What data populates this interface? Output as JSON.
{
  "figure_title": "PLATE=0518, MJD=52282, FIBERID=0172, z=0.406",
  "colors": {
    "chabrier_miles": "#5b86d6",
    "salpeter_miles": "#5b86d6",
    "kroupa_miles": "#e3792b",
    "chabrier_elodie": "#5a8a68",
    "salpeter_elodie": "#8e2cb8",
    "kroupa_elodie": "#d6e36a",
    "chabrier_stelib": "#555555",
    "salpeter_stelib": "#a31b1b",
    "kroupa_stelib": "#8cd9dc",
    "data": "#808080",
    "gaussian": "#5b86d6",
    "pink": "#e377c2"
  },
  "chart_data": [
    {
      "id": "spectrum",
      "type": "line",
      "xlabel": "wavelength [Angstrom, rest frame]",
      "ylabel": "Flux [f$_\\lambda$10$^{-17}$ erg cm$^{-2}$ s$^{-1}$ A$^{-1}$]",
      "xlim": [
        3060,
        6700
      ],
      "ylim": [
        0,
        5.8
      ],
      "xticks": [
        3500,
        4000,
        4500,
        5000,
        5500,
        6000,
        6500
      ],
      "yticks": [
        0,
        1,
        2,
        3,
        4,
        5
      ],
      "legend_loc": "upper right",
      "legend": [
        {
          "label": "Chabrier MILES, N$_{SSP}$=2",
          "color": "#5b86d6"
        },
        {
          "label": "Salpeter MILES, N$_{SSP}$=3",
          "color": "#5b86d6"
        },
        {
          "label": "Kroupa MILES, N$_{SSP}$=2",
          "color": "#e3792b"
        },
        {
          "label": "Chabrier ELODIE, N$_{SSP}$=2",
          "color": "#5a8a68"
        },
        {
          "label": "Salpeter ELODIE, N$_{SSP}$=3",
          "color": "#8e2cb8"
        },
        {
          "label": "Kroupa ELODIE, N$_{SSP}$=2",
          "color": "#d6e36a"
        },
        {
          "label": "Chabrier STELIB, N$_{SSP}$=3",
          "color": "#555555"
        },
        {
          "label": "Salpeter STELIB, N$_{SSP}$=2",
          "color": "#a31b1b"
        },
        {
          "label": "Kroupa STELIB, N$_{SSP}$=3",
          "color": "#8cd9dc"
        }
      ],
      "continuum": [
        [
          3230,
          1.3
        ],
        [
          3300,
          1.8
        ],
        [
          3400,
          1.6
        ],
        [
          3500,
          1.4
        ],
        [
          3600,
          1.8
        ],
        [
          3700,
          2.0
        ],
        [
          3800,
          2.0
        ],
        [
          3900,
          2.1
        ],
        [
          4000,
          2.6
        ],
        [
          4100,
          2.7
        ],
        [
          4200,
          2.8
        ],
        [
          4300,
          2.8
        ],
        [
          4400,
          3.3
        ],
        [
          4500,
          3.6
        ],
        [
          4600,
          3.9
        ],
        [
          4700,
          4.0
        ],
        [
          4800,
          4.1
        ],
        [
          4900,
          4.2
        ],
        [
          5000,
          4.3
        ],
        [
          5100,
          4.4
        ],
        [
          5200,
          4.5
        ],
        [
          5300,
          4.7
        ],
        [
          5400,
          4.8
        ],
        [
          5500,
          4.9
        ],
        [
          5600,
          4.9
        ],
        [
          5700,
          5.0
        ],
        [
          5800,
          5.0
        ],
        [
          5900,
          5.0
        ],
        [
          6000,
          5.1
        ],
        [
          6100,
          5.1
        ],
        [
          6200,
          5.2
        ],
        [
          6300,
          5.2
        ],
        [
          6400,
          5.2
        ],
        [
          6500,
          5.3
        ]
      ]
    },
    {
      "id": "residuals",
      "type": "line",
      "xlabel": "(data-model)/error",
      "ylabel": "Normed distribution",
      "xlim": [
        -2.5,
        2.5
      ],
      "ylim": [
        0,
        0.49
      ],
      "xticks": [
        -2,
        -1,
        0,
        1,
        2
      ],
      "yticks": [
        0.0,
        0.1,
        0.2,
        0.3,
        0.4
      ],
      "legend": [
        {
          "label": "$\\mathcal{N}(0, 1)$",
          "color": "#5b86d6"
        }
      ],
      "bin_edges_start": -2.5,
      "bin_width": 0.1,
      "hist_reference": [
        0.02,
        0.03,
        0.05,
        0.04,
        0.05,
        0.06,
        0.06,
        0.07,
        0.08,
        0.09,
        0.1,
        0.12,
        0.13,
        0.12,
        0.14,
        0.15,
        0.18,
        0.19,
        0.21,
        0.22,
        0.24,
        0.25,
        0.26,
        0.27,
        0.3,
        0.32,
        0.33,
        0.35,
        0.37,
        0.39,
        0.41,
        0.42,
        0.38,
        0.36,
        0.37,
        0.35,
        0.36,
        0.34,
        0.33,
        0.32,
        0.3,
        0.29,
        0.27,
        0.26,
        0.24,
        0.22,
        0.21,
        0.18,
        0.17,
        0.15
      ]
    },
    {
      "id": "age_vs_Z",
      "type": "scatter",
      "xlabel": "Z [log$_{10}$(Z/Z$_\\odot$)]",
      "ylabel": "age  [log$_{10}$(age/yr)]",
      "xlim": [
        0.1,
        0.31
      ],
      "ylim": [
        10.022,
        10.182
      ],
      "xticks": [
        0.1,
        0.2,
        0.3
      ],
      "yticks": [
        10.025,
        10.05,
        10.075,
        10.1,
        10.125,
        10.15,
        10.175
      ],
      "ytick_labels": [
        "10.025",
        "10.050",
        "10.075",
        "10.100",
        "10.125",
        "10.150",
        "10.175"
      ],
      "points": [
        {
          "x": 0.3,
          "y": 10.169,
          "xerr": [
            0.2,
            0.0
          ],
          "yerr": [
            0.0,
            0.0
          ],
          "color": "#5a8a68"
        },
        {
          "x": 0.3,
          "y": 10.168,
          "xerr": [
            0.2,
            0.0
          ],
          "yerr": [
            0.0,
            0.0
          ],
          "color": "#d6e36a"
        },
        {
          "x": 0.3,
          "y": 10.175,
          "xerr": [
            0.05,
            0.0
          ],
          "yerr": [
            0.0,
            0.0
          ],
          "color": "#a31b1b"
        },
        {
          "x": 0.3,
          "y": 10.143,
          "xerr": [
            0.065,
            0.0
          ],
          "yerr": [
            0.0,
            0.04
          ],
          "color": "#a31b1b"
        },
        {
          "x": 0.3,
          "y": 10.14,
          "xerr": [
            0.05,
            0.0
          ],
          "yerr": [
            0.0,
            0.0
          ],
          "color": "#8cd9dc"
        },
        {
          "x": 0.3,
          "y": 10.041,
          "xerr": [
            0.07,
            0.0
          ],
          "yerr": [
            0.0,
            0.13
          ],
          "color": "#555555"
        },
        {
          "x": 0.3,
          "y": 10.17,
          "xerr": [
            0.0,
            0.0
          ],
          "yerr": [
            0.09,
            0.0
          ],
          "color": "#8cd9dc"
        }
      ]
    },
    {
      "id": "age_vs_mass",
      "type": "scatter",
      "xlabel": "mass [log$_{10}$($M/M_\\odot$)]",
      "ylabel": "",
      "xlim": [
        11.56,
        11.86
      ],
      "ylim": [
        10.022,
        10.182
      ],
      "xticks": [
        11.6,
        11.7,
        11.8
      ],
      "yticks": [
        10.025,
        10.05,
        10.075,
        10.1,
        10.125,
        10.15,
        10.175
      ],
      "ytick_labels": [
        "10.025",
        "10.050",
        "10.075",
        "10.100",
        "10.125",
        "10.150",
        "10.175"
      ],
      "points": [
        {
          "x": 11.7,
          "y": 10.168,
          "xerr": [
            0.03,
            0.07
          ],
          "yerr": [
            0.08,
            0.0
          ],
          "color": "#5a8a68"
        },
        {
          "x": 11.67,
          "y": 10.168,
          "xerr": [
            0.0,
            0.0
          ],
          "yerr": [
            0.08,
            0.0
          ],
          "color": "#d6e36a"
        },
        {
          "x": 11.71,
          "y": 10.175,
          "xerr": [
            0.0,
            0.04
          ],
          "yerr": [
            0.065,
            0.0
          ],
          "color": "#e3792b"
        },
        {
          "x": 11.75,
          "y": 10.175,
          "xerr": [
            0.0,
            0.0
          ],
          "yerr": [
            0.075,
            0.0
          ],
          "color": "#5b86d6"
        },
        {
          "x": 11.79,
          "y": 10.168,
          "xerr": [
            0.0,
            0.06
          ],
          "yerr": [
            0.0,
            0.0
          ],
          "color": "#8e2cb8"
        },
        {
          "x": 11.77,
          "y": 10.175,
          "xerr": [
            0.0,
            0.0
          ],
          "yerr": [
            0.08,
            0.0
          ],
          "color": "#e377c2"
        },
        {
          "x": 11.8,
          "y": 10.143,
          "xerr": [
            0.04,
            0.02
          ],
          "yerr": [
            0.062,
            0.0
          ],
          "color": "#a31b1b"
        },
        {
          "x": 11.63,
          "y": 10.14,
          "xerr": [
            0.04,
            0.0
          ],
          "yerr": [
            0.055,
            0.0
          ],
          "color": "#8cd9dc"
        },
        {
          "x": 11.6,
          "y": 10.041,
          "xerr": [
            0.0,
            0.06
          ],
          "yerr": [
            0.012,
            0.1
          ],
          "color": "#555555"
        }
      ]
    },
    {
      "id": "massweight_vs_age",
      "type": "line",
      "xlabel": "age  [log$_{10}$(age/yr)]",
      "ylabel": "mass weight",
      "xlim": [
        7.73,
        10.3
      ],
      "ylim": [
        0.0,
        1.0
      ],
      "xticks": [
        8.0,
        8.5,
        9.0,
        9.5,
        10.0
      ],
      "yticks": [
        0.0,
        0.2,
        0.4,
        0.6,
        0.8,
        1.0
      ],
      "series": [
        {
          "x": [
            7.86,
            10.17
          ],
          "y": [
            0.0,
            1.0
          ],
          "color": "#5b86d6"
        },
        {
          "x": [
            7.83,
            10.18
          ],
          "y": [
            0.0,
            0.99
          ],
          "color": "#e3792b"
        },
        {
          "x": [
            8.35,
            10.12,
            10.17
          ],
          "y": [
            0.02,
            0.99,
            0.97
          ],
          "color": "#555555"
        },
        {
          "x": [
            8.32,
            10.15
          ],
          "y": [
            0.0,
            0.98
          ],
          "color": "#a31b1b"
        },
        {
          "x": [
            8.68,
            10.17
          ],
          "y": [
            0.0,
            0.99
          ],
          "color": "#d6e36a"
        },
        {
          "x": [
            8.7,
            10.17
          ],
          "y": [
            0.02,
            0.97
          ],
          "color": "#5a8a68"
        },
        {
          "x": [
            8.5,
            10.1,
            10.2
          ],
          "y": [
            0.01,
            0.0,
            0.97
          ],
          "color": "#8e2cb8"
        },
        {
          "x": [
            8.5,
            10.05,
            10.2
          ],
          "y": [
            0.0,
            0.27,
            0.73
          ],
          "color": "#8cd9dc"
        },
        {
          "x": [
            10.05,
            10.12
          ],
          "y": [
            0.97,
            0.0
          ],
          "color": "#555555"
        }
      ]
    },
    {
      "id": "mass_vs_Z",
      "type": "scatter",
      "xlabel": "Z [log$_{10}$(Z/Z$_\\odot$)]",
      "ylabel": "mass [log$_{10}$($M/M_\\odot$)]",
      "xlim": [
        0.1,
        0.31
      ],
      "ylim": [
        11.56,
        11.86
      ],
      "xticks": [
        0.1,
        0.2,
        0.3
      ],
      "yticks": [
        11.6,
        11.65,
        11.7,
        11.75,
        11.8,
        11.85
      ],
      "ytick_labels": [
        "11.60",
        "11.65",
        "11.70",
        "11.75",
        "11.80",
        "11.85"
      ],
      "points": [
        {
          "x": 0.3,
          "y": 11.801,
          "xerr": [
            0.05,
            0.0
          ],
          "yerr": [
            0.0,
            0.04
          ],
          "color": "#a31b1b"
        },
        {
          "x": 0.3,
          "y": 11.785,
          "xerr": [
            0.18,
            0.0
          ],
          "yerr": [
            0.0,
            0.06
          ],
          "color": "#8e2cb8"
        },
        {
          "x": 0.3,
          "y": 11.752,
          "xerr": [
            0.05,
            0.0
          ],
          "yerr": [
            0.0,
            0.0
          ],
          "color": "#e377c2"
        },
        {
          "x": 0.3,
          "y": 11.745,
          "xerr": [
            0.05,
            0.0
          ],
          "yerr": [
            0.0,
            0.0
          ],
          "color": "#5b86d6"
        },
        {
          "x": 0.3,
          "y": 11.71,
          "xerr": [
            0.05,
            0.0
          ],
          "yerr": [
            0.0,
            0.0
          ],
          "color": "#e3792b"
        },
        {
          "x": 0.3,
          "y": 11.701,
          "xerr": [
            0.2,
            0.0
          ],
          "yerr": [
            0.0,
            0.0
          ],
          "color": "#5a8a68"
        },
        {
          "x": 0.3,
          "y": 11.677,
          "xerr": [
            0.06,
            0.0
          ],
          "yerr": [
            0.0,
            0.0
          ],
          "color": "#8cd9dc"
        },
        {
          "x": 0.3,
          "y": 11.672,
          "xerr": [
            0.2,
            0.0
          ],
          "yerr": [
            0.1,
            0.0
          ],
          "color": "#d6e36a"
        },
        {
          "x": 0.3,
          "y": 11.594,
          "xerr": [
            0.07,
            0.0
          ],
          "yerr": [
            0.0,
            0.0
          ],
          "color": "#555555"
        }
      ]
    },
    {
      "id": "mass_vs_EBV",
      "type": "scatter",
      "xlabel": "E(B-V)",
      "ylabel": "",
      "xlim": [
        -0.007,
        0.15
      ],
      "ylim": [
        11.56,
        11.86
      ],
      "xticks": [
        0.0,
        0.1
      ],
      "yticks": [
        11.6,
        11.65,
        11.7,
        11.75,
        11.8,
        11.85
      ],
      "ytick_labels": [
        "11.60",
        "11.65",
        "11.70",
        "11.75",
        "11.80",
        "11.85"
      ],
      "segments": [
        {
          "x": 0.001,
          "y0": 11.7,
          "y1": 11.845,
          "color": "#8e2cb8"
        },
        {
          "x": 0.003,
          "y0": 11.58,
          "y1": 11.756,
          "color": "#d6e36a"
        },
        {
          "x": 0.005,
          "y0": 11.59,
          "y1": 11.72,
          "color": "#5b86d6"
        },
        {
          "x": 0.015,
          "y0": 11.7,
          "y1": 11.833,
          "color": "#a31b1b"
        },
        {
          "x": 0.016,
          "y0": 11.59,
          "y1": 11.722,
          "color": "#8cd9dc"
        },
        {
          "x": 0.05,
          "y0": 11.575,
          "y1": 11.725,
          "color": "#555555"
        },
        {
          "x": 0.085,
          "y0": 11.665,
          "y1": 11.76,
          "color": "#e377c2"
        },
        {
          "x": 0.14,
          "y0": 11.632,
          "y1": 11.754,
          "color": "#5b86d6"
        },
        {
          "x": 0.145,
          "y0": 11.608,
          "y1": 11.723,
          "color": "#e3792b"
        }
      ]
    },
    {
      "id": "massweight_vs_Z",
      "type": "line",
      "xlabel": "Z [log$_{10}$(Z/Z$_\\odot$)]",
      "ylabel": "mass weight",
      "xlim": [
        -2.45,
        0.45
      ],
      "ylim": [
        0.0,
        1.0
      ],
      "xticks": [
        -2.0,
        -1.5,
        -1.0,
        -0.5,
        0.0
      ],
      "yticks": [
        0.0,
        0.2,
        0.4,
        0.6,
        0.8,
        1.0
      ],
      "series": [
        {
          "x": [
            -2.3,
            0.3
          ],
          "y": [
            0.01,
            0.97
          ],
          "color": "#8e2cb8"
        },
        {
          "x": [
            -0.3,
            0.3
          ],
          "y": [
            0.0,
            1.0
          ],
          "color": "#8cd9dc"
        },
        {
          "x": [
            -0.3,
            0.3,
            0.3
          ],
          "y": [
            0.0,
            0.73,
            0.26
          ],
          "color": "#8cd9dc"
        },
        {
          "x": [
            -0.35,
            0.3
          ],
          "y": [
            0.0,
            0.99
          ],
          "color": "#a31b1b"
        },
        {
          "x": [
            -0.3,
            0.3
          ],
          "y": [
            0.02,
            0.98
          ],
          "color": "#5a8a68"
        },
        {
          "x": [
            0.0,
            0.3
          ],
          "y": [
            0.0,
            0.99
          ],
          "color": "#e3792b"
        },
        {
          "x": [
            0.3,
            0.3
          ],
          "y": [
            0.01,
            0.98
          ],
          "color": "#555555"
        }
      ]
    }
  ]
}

= = =

*Your task:*
Copy every line of the listing containing the string "xlabel".

*Result:*
      "xlabel": "wavelength [Angstrom, rest frame]",
      "xlabel": "(data-model)/error",
      "xlabel": "Z [log$_{10}$(Z/Z$_\\odot$)]",
      "xlabel": "mass [log$_{10}$($M/M_\\odot$)]",
      "xlabel": "age  [log$_{10}$(age/yr)]",
      "xlabel": "Z [log$_{10}$(Z/Z$_\\odot$)]",
      "xlabel": "E(B-V)",
      "xlabel": "Z [log$_{10}$(Z/Z$_\\odot$)]",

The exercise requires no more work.